Dataset entries:
## begin

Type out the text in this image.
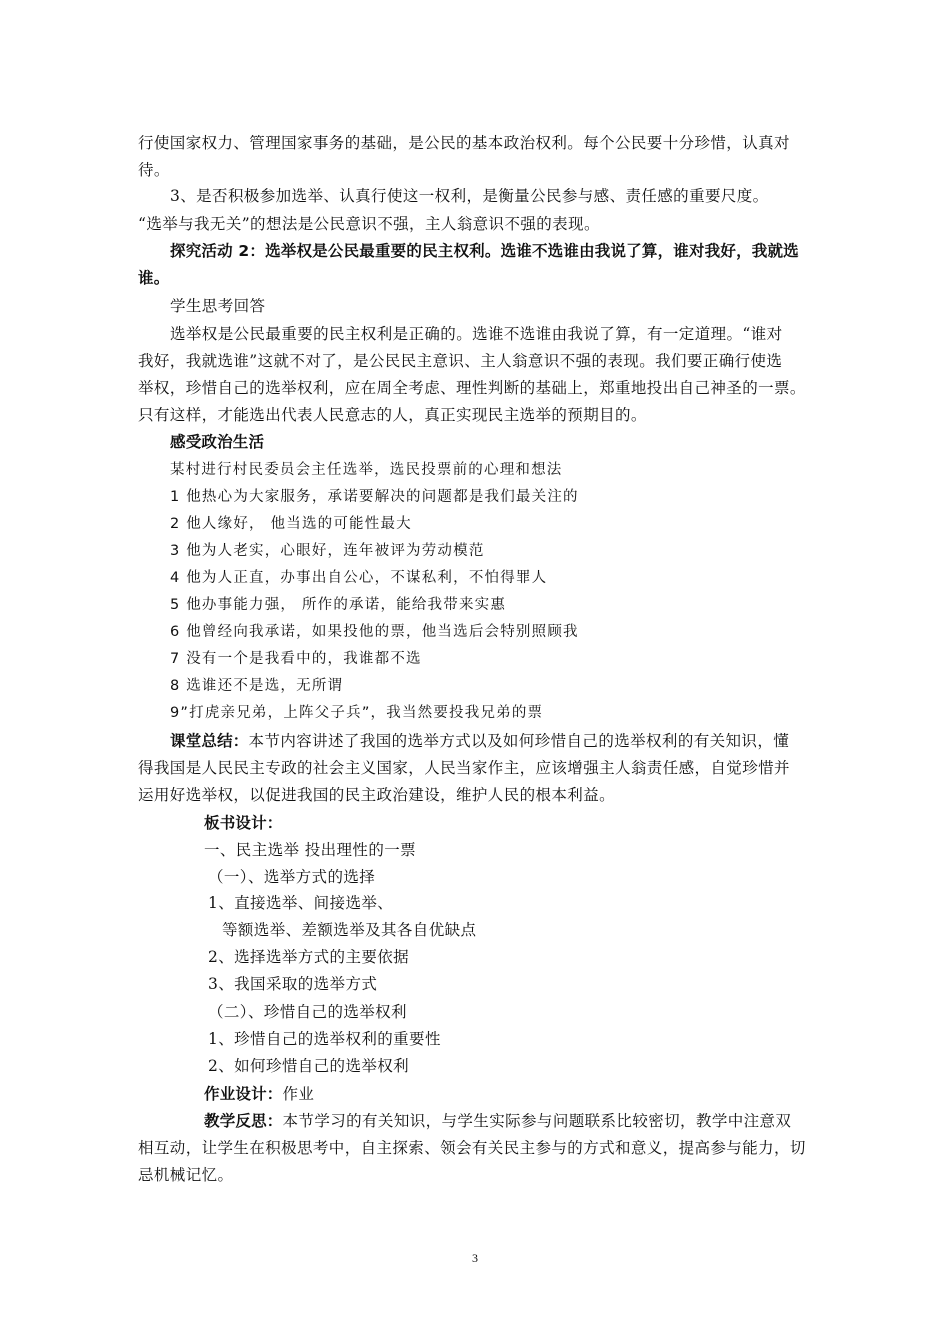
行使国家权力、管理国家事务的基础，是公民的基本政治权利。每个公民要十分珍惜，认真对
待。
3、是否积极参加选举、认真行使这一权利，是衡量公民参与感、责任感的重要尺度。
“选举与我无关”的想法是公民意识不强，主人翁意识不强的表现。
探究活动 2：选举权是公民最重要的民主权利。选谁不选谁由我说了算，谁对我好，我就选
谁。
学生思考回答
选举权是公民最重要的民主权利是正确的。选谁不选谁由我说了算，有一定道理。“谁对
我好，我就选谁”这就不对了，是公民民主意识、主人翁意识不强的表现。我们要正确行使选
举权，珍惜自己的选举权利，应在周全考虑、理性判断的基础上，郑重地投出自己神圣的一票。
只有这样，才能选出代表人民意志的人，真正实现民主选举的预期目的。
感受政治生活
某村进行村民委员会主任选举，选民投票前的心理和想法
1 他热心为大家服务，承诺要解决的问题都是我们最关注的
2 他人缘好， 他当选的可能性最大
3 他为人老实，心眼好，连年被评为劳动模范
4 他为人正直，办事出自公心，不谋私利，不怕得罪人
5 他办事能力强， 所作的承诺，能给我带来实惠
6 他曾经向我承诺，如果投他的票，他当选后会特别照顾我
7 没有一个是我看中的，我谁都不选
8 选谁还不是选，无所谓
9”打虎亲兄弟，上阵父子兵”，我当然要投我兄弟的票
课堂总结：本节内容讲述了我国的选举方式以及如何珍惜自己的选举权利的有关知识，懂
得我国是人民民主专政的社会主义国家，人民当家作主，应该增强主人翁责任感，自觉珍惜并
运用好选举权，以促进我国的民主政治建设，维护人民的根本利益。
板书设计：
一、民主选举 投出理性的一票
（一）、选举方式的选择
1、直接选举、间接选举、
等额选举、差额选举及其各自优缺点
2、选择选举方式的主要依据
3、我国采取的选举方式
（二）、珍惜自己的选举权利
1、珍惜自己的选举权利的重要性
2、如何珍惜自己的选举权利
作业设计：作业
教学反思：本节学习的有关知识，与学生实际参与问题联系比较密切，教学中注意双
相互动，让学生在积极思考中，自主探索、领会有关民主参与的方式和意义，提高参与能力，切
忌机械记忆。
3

## end

THE EXERCISE.
From the records above, report the count of lines containing "选谁不选谁由我说了算" and nothing more.

OUTPUT FOR THIS TASK.
2